### Written instruction
Convert the following lines into a JSON list of strings with one string per line, leaving out any blank lines.

### Provided information
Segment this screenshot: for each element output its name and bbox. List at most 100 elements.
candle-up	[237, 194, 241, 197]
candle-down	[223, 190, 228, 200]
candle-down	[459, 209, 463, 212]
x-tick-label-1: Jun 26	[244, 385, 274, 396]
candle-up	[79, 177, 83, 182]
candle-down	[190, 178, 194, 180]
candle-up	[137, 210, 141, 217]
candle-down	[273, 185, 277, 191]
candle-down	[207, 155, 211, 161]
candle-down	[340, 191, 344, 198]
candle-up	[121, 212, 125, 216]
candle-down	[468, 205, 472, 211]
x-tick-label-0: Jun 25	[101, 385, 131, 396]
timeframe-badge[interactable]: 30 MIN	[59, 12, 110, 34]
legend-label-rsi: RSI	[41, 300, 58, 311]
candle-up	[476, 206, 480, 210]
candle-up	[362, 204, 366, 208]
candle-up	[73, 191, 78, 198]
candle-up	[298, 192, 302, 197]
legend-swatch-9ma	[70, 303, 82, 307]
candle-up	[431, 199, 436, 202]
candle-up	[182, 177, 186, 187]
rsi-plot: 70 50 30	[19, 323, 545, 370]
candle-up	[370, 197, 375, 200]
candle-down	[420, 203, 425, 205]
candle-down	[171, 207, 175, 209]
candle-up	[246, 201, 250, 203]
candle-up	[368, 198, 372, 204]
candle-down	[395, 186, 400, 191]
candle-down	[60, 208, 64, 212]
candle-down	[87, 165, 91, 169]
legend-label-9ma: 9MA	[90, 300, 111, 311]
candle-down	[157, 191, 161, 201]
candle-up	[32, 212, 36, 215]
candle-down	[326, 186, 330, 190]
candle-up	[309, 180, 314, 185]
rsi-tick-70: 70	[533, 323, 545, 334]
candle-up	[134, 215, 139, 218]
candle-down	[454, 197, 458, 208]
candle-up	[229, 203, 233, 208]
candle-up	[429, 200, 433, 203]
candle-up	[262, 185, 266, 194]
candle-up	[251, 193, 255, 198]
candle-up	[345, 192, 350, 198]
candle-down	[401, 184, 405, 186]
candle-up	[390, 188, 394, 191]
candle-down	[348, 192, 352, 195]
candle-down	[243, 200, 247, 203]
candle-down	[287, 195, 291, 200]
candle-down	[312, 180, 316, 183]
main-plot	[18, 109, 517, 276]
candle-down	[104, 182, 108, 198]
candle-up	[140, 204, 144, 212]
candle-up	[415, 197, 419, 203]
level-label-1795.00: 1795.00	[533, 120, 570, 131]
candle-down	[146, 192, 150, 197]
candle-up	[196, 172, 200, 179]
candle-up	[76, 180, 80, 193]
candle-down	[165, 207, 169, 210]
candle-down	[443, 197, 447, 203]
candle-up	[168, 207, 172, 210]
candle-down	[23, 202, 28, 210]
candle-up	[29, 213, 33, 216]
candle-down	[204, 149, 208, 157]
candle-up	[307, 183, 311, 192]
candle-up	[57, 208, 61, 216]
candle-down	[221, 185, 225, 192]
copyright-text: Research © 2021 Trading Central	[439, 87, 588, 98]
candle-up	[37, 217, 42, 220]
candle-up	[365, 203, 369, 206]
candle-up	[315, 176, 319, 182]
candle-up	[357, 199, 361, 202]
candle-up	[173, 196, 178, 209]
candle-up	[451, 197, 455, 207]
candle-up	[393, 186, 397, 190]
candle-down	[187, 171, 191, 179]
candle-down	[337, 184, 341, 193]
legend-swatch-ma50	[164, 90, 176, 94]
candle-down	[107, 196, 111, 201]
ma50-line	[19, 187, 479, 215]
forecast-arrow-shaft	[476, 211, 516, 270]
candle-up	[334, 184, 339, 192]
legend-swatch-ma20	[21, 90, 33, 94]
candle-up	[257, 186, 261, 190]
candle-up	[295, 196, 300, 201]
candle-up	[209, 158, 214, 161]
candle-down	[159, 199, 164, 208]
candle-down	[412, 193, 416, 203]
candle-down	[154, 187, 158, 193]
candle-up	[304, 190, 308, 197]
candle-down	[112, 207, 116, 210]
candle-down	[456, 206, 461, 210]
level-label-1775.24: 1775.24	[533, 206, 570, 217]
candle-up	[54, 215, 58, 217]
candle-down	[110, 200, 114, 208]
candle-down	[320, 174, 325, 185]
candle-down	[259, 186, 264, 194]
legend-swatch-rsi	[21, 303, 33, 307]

### Result
[
  "Segment this screenshot: for each element output its name and bbox. List at most 100 elements.",
  "candle-up\t[237, 194, 241, 197]",
  "candle-down\t[223, 190, 228, 200]",
  "candle-down\t[459, 209, 463, 212]",
  "x-tick-label-1: Jun 26\t[244, 385, 274, 396]",
  "candle-up\t[79, 177, 83, 182]",
  "candle-down\t[190, 178, 194, 180]",
  "candle-up\t[137, 210, 141, 217]",
  "candle-down\t[273, 185, 277, 191]",
  "candle-down\t[207, 155, 211, 161]",
  "candle-down\t[340, 191, 344, 198]",
  "candle-up\t[121, 212, 125, 216]",
  "candle-down\t[468, 205, 472, 211]",
  "x-tick-label-0: Jun 25\t[101, 385, 131, 396]",
  "timeframe-badge[interactable]: 30 MIN\t[59, 12, 110, 34]",
  "legend-label-rsi: RSI\t[41, 300, 58, 311]",
  "candle-up\t[476, 206, 480, 210]",
  "candle-up\t[362, 204, 366, 208]",
  "candle-up\t[73, 191, 78, 198]",
  "candle-up\t[298, 192, 302, 197]",
  "legend-swatch-9ma\t[70, 303, 82, 307]",
  "candle-up\t[431, 199, 436, 202]",
  "candle-up\t[182, 177, 186, 187]",
  "rsi-plot: 70 50 30\t[19, 323, 545, 370]",
  "candle-up\t[370, 197, 375, 200]",
  "candle-down\t[420, 203, 425, 205]",
  "candle-down\t[171, 207, 175, 209]",
  "candle-up\t[246, 201, 250, 203]",
  "candle-up\t[368, 198, 372, 204]",
  "candle-down\t[395, 186, 400, 191]",
  "candle-down\t[60, 208, 64, 212]",
  "candle-down\t[87, 165, 91, 169]",
  "legend-label-9ma: 9MA\t[90, 300, 111, 311]",
  "candle-down\t[157, 191, 161, 201]",
  "candle-up\t[32, 212, 36, 215]",
  "candle-down\t[326, 186, 330, 190]",
  "candle-up\t[309, 180, 314, 185]",
  "rsi-tick-70: 70\t[533, 323, 545, 334]",
  "candle-up\t[134, 215, 139, 218]",
  "candle-down\t[454, 197, 458, 208]",
  "candle-up\t[229, 203, 233, 208]",
  "candle-up\t[429, 200, 433, 203]",
  "candle-up\t[262, 185, 266, 194]",
  "candle-up\t[251, 193, 255, 198]",
  "candle-up\t[345, 192, 350, 198]",
  "candle-down\t[401, 184, 405, 186]",
  "candle-up\t[390, 188, 394, 191]",
  "candle-down\t[348, 192, 352, 195]",
  "candle-down\t[243, 200, 247, 203]",
  "candle-down\t[287, 195, 291, 200]",
  "candle-down\t[312, 180, 316, 183]",
  "main-plot\t[18, 109, 517, 276]",
  "candle-down\t[104, 182, 108, 198]",
  "candle-up\t[140, 204, 144, 212]",
  "candle-up\t[415, 197, 419, 203]",
  "level-label-1795.00: 1795.00\t[533, 120, 570, 131]",
  "candle-down\t[146, 192, 150, 197]",
  "candle-up\t[196, 172, 200, 179]",
  "candle-up\t[76, 180, 80, 193]",
  "candle-down\t[165, 207, 169, 210]",
  "candle-down\t[443, 197, 447, 203]",
  "candle-up\t[168, 207, 172, 210]",
  "candle-down\t[23, 202, 28, 210]",
  "candle-up\t[29, 213, 33, 216]",
  "candle-down\t[204, 149, 208, 157]",
  "candle-up\t[307, 183, 311, 192]",
  "candle-up\t[57, 208, 61, 216]",
  "candle-down\t[221, 185, 225, 192]",
  "copyright-text: Research © 2021 Trading Central\t[439, 87, 588, 98]",
  "candle-up\t[37, 217, 42, 220]",
  "candle-up\t[365, 203, 369, 206]",
  "candle-up\t[315, 176, 319, 182]",
  "candle-up\t[357, 199, 361, 202]",
  "candle-up\t[173, 196, 178, 209]",
  "candle-up\t[451, 197, 455, 207]",
  "candle-up\t[393, 186, 397, 190]",
  "candle-down\t[187, 171, 191, 179]",
  "candle-down\t[337, 184, 341, 193]",
  "legend-swatch-ma50\t[164, 90, 176, 94]",
  "candle-down\t[107, 196, 111, 201]",
  "ma50-line\t[19, 187, 479, 215]",
  "forecast-arrow-shaft\t[476, 211, 516, 270]",
  "candle-up\t[334, 184, 339, 192]",
  "legend-swatch-ma20\t[21, 90, 33, 94]",
  "candle-up\t[257, 186, 261, 190]",
  "candle-up\t[295, 196, 300, 201]",
  "candle-up\t[209, 158, 214, 161]",
  "candle-down\t[159, 199, 164, 208]",
  "candle-down\t[412, 193, 416, 203]",
  "candle-down\t[154, 187, 158, 193]",
  "candle-up\t[304, 190, 308, 197]",
  "candle-down\t[112, 207, 116, 210]",
  "candle-down\t[456, 206, 461, 210]",
  "level-label-1775.24: 1775.24\t[533, 206, 570, 217]",
  "candle-up\t[54, 215, 58, 217]",
  "candle-down\t[110, 200, 114, 208]",
  "candle-down\t[320, 174, 325, 185]",
  "candle-down\t[259, 186, 264, 194]",
  "legend-swatch-rsi\t[21, 303, 33, 307]"
]